#### Data shown ####
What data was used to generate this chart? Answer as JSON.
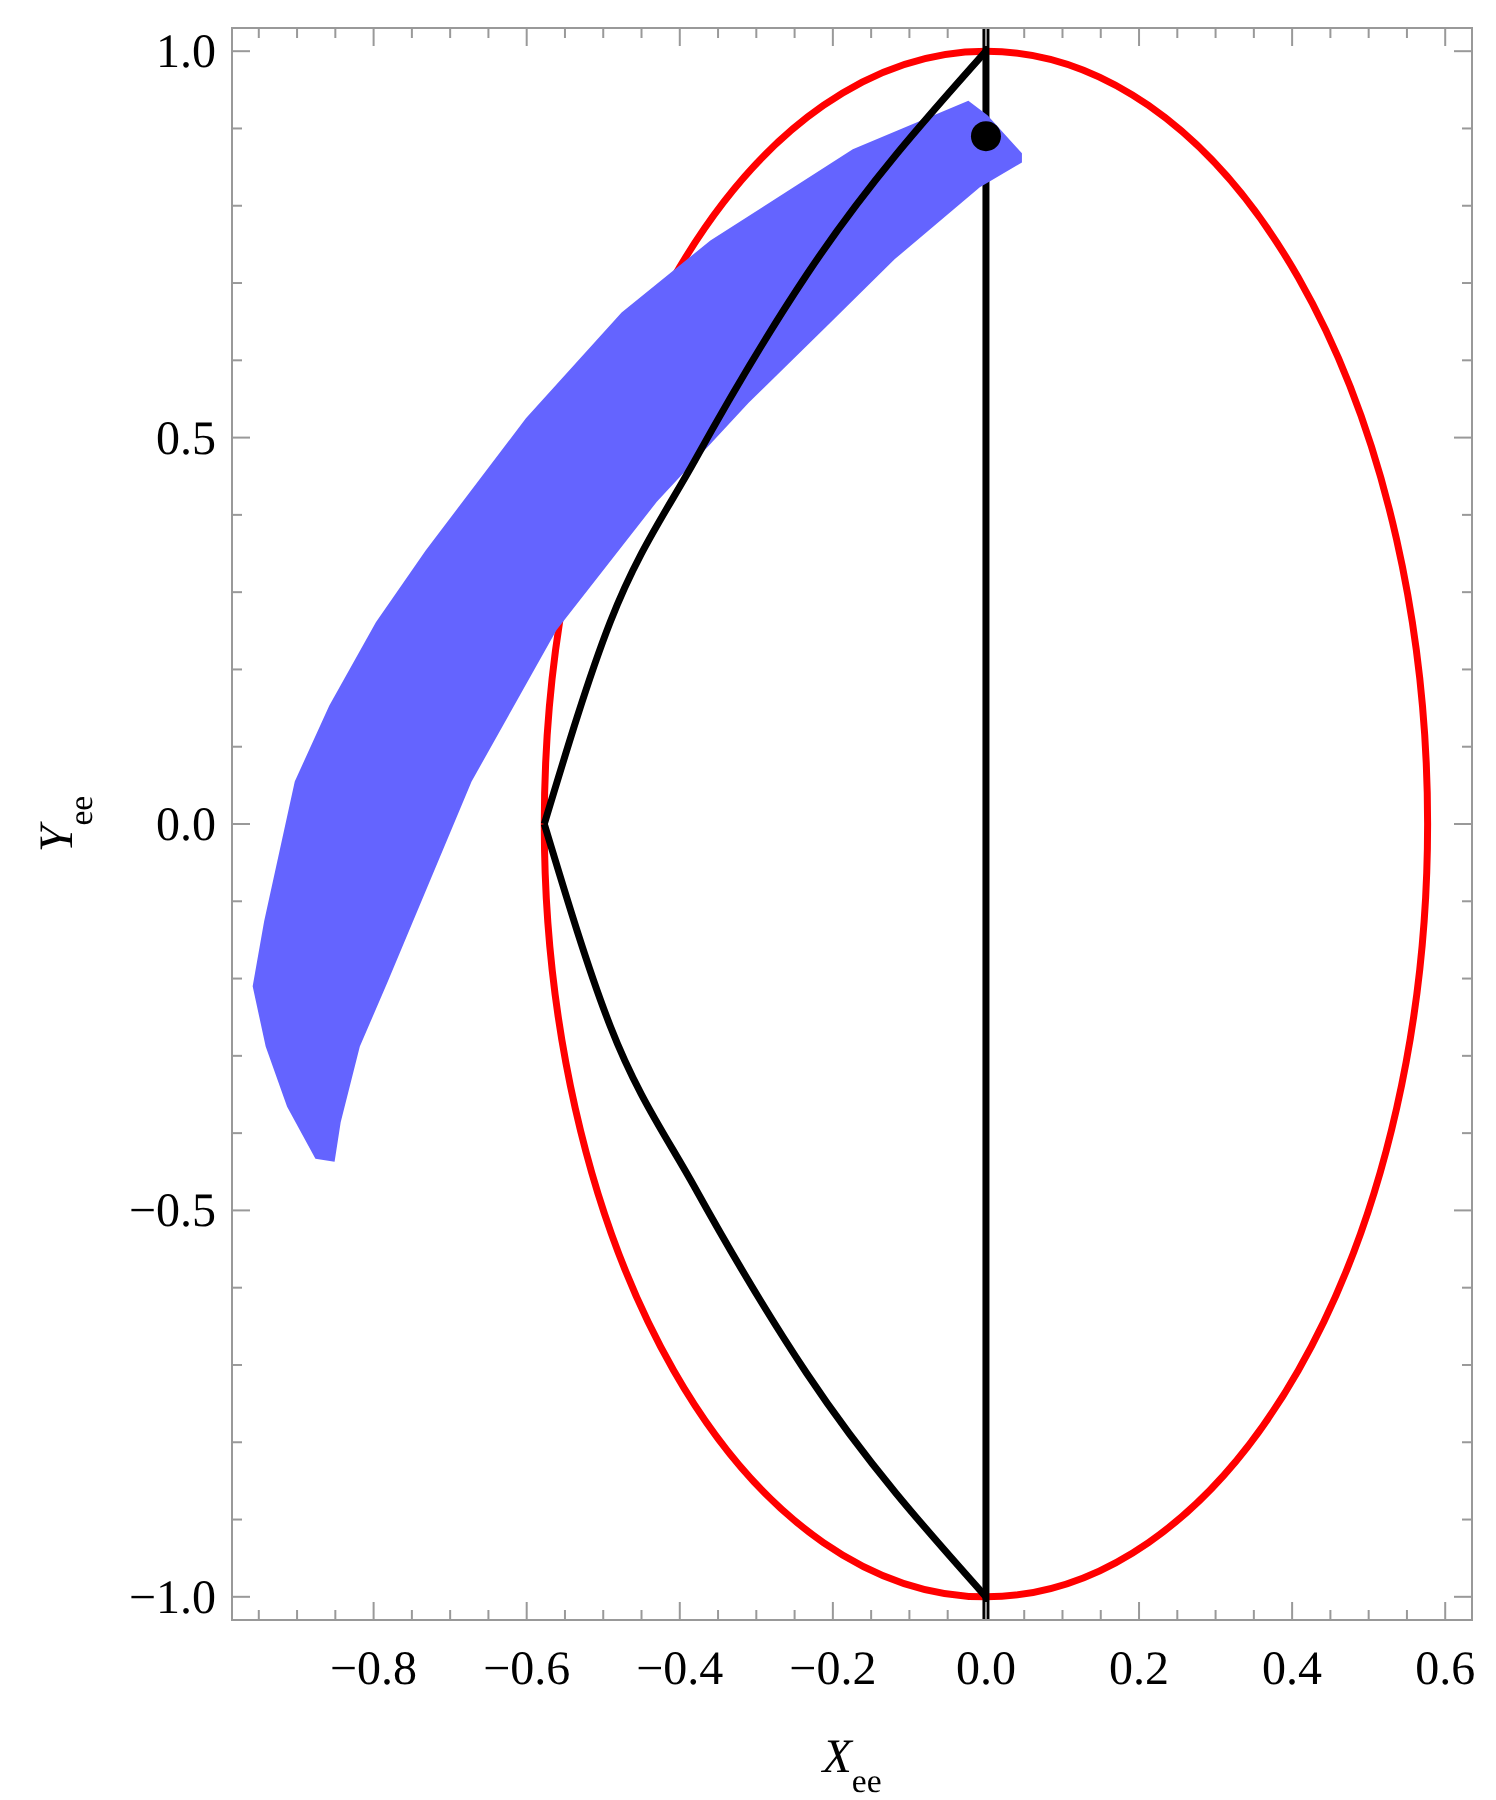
{
  "chart_data": {
    "type": "line",
    "xlabel": "X$_{ee}$",
    "ylabel": "Y$_{ee}$",
    "xlim": [
      -0.985,
      0.635
    ],
    "ylim": [
      -1.03,
      1.03
    ],
    "xticks": [
      {
        "value": -0.95,
        "label": null
      },
      {
        "value": -0.9,
        "label": null
      },
      {
        "value": -0.85,
        "label": null
      },
      {
        "value": -0.8,
        "label": "−0.8"
      },
      {
        "value": -0.75,
        "label": null
      },
      {
        "value": -0.7,
        "label": null
      },
      {
        "value": -0.65,
        "label": null
      },
      {
        "value": -0.6,
        "label": "−0.6"
      },
      {
        "value": -0.55,
        "label": null
      },
      {
        "value": -0.5,
        "label": null
      },
      {
        "value": -0.45,
        "label": null
      },
      {
        "value": -0.4,
        "label": "−0.4"
      },
      {
        "value": -0.35,
        "label": null
      },
      {
        "value": -0.3,
        "label": null
      },
      {
        "value": -0.25,
        "label": null
      },
      {
        "value": -0.2,
        "label": "−0.2"
      },
      {
        "value": -0.15,
        "label": null
      },
      {
        "value": -0.1,
        "label": null
      },
      {
        "value": -0.05,
        "label": null
      },
      {
        "value": 0,
        "label": "0.0"
      },
      {
        "value": 0.05,
        "label": null
      },
      {
        "value": 0.1,
        "label": null
      },
      {
        "value": 0.15,
        "label": null
      },
      {
        "value": 0.2,
        "label": "0.2"
      },
      {
        "value": 0.25,
        "label": null
      },
      {
        "value": 0.3,
        "label": null
      },
      {
        "value": 0.35,
        "label": null
      },
      {
        "value": 0.4,
        "label": "0.4"
      },
      {
        "value": 0.45,
        "label": null
      },
      {
        "value": 0.5,
        "label": null
      },
      {
        "value": 0.55,
        "label": null
      },
      {
        "value": 0.6,
        "label": "0.6"
      }
    ],
    "yticks": [
      {
        "value": -1,
        "label": "−1.0"
      },
      {
        "value": -0.9,
        "label": null
      },
      {
        "value": -0.8,
        "label": null
      },
      {
        "value": -0.7,
        "label": null
      },
      {
        "value": -0.6,
        "label": null
      },
      {
        "value": -0.5,
        "label": "−0.5"
      },
      {
        "value": -0.4,
        "label": null
      },
      {
        "value": -0.3,
        "label": null
      },
      {
        "value": -0.2,
        "label": null
      },
      {
        "value": -0.1,
        "label": null
      },
      {
        "value": 0,
        "label": "0.0"
      },
      {
        "value": 0.1,
        "label": null
      },
      {
        "value": 0.2,
        "label": null
      },
      {
        "value": 0.3,
        "label": null
      },
      {
        "value": 0.4,
        "label": null
      },
      {
        "value": 0.5,
        "label": "0.5"
      },
      {
        "value": 0.6,
        "label": null
      },
      {
        "value": 0.7,
        "label": null
      },
      {
        "value": 0.8,
        "label": null
      },
      {
        "value": 0.9,
        "label": null
      },
      {
        "value": 1,
        "label": "1.0"
      }
    ],
    "ref_lines": [
      {
        "axis": "x",
        "value": 0,
        "color": "#000000"
      }
    ],
    "series": [
      {
        "type": "area",
        "color": "#6464ff",
        "x": [
          -0.958,
          -0.943,
          -0.903,
          -0.858,
          -0.797,
          -0.732,
          -0.601,
          -0.476,
          -0.36,
          -0.174,
          -0.023,
          0.002,
          0.047,
          0.047,
          -0.008,
          -0.119,
          -0.209,
          -0.31,
          -0.43,
          -0.561,
          -0.672,
          -0.782,
          -0.818,
          -0.843,
          -0.851,
          -0.876,
          -0.913,
          -0.941
        ],
        "values": [
          -0.21,
          -0.126,
          0.055,
          0.153,
          0.261,
          0.354,
          0.525,
          0.662,
          0.755,
          0.873,
          0.936,
          0.917,
          0.868,
          0.856,
          0.824,
          0.731,
          0.643,
          0.545,
          0.417,
          0.251,
          0.055,
          -0.205,
          -0.288,
          -0.386,
          -0.437,
          -0.433,
          -0.366,
          -0.288
        ]
      },
      {
        "type": "line",
        "color": "#000000",
        "x": [
          -0.577,
          -0.491,
          -0.38,
          -0.234,
          0
        ],
        "values": [
          0,
          0.261,
          0.471,
          0.711,
          1
        ]
      },
      {
        "type": "line",
        "color": "#000000",
        "x": [
          -0.577,
          -0.491,
          -0.38,
          -0.234,
          0
        ],
        "values": [
          0,
          -0.261,
          -0.471,
          -0.711,
          -1
        ]
      },
      {
        "type": "scatter",
        "color": "#000000",
        "marker": "circle",
        "x": [
          0
        ],
        "values": [
          0.89
        ]
      }
    ]
  }
}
####
Write out again every line above exactly as given; the pictures do not belong in the copy.

Response to the task:
What data was used to generate this chart? Answer as JSON.
{
  "chart_data": {
    "type": "line",
    "xlabel": "X$_{ee}$",
    "ylabel": "Y$_{ee}$",
    "xlim": [
      -0.985,
      0.635
    ],
    "ylim": [
      -1.03,
      1.03
    ],
    "xticks": [
      {
        "value": -0.95,
        "label": null
      },
      {
        "value": -0.9,
        "label": null
      },
      {
        "value": -0.85,
        "label": null
      },
      {
        "value": -0.8,
        "label": "−0.8"
      },
      {
        "value": -0.75,
        "label": null
      },
      {
        "value": -0.7,
        "label": null
      },
      {
        "value": -0.65,
        "label": null
      },
      {
        "value": -0.6,
        "label": "−0.6"
      },
      {
        "value": -0.55,
        "label": null
      },
      {
        "value": -0.5,
        "label": null
      },
      {
        "value": -0.45,
        "label": null
      },
      {
        "value": -0.4,
        "label": "−0.4"
      },
      {
        "value": -0.35,
        "label": null
      },
      {
        "value": -0.3,
        "label": null
      },
      {
        "value": -0.25,
        "label": null
      },
      {
        "value": -0.2,
        "label": "−0.2"
      },
      {
        "value": -0.15,
        "label": null
      },
      {
        "value": -0.1,
        "label": null
      },
      {
        "value": -0.05,
        "label": null
      },
      {
        "value": 0,
        "label": "0.0"
      },
      {
        "value": 0.05,
        "label": null
      },
      {
        "value": 0.1,
        "label": null
      },
      {
        "value": 0.15,
        "label": null
      },
      {
        "value": 0.2,
        "label": "0.2"
      },
      {
        "value": 0.25,
        "label": null
      },
      {
        "value": 0.3,
        "label": null
      },
      {
        "value": 0.35,
        "label": null
      },
      {
        "value": 0.4,
        "label": "0.4"
      },
      {
        "value": 0.45,
        "label": null
      },
      {
        "value": 0.5,
        "label": null
      },
      {
        "value": 0.55,
        "label": null
      },
      {
        "value": 0.6,
        "label": "0.6"
      }
    ],
    "yticks": [
      {
        "value": -1,
        "label": "−1.0"
      },
      {
        "value": -0.9,
        "label": null
      },
      {
        "value": -0.8,
        "label": null
      },
      {
        "value": -0.7,
        "label": null
      },
      {
        "value": -0.6,
        "label": null
      },
      {
        "value": -0.5,
        "label": "−0.5"
      },
      {
        "value": -0.4,
        "label": null
      },
      {
        "value": -0.3,
        "label": null
      },
      {
        "value": -0.2,
        "label": null
      },
      {
        "value": -0.1,
        "label": null
      },
      {
        "value": 0,
        "label": "0.0"
      },
      {
        "value": 0.1,
        "label": null
      },
      {
        "value": 0.2,
        "label": null
      },
      {
        "value": 0.3,
        "label": null
      },
      {
        "value": 0.4,
        "label": null
      },
      {
        "value": 0.5,
        "label": "0.5"
      },
      {
        "value": 0.6,
        "label": null
      },
      {
        "value": 0.7,
        "label": null
      },
      {
        "value": 0.8,
        "label": null
      },
      {
        "value": 0.9,
        "label": null
      },
      {
        "value": 1,
        "label": "1.0"
      }
    ],
    "ref_lines": [
      {
        "axis": "x",
        "value": 0,
        "color": "#000000"
      }
    ],
    "series": [
      {
        "type": "area",
        "color": "#6464ff",
        "x": [
          -0.958,
          -0.943,
          -0.903,
          -0.858,
          -0.797,
          -0.732,
          -0.601,
          -0.476,
          -0.36,
          -0.174,
          -0.023,
          0.002,
          0.047,
          0.047,
          -0.008,
          -0.119,
          -0.209,
          -0.31,
          -0.43,
          -0.561,
          -0.672,
          -0.782,
          -0.818,
          -0.843,
          -0.851,
          -0.876,
          -0.913,
          -0.941
        ],
        "values": [
          -0.21,
          -0.126,
          0.055,
          0.153,
          0.261,
          0.354,
          0.525,
          0.662,
          0.755,
          0.873,
          0.936,
          0.917,
          0.868,
          0.856,
          0.824,
          0.731,
          0.643,
          0.545,
          0.417,
          0.251,
          0.055,
          -0.205,
          -0.288,
          -0.386,
          -0.437,
          -0.433,
          -0.366,
          -0.288
        ]
      },
      {
        "type": "line",
        "color": "#000000",
        "x": [
          -0.577,
          -0.491,
          -0.38,
          -0.234,
          0
        ],
        "values": [
          0,
          0.261,
          0.471,
          0.711,
          1
        ]
      },
      {
        "type": "line",
        "color": "#000000",
        "x": [
          -0.577,
          -0.491,
          -0.38,
          -0.234,
          0
        ],
        "values": [
          0,
          -0.261,
          -0.471,
          -0.711,
          -1
        ]
      },
      {
        "type": "scatter",
        "color": "#000000",
        "marker": "circle",
        "x": [
          0
        ],
        "values": [
          0.89
        ]
      }
    ]
  }
}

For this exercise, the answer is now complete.